[Dataset records]
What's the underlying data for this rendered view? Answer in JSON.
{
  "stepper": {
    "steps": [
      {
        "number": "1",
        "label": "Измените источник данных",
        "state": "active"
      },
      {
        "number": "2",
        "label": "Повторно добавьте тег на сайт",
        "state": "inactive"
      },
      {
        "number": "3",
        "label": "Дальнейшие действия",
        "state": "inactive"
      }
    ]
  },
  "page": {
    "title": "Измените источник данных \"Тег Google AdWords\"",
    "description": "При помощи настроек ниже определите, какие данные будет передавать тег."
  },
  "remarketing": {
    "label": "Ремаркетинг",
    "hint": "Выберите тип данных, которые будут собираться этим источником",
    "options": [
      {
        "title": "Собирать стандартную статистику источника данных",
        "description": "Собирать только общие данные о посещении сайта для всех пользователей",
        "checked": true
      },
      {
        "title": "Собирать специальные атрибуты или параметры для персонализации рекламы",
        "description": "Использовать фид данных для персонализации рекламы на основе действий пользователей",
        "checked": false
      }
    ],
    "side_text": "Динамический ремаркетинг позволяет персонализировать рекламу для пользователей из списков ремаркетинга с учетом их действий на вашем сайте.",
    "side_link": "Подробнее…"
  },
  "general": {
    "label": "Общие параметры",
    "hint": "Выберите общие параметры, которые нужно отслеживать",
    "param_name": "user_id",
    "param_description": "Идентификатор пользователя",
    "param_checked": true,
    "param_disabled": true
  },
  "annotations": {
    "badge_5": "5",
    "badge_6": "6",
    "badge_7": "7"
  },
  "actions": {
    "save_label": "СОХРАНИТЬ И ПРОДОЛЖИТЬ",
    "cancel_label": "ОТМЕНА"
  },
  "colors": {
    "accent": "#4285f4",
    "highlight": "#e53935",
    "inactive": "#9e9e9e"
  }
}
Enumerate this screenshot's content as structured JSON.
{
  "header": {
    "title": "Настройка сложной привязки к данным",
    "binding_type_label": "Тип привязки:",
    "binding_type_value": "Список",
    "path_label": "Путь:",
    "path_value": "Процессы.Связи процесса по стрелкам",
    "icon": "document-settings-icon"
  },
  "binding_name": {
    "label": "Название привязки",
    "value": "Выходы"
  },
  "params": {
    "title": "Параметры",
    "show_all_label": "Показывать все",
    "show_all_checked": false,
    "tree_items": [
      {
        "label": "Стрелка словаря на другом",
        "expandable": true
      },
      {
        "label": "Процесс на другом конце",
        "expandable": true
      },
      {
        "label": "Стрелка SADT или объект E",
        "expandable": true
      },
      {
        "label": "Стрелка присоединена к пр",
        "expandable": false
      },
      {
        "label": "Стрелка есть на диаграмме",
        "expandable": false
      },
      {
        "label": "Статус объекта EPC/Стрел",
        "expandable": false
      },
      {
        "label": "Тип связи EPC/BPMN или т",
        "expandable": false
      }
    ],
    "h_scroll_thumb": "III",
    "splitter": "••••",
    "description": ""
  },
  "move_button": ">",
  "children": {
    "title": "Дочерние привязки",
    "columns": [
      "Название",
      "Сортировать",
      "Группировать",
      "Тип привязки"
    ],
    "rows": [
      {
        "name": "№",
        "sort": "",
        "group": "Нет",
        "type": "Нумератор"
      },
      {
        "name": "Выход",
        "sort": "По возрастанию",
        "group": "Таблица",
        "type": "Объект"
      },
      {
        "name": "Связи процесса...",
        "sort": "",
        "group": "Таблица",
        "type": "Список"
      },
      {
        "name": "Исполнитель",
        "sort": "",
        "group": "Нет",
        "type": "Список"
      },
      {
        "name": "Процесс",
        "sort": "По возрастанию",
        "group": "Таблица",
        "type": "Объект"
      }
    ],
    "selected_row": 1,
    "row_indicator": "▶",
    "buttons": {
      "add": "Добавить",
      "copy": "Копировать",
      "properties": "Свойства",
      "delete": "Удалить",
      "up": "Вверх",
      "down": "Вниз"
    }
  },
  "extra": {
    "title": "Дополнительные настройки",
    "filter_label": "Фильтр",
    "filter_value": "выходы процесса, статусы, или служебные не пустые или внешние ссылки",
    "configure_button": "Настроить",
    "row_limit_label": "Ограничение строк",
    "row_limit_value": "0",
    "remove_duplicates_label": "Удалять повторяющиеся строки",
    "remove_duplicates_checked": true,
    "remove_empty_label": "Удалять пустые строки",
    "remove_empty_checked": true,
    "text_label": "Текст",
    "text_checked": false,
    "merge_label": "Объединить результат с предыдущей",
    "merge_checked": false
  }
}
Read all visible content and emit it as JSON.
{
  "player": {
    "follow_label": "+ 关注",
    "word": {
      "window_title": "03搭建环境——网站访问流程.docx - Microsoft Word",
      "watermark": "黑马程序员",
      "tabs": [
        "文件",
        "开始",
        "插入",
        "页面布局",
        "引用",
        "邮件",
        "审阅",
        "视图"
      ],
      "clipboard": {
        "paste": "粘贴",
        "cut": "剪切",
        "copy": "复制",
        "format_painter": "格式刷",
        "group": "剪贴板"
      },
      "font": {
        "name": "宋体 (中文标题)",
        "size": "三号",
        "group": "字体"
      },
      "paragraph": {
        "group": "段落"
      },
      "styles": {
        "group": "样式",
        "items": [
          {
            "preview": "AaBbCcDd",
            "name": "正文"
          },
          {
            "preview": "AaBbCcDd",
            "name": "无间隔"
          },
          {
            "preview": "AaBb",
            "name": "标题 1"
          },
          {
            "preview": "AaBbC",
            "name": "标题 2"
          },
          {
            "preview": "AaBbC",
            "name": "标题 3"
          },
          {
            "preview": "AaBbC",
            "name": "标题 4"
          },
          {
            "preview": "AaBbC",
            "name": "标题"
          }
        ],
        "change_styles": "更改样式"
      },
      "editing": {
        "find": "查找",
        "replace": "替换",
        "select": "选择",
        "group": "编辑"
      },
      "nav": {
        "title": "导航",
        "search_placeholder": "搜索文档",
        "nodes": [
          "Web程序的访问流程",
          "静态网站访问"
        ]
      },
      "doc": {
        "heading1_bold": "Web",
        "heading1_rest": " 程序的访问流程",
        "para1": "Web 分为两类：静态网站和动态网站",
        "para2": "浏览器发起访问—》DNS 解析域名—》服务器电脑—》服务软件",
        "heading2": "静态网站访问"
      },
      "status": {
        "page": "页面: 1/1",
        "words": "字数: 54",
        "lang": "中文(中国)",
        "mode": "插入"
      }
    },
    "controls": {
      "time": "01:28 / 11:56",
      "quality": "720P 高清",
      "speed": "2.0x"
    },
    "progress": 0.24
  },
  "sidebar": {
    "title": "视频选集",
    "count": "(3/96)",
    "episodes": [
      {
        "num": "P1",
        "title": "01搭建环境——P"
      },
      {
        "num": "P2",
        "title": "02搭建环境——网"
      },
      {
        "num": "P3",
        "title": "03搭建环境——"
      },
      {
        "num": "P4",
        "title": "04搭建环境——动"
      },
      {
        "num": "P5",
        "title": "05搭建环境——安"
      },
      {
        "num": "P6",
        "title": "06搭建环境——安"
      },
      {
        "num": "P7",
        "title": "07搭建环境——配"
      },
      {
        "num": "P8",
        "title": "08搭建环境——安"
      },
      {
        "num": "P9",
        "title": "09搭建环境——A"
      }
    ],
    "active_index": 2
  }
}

WRITTEN EXERCISE =
Return every line holding the word "Выберите" from the records.

EXPECTED ANSWER =
    "hint": "Выберите тип данных, которые будут собираться этим источником",
    "hint": "Выберите общие параметры, которые нужно отслеживать",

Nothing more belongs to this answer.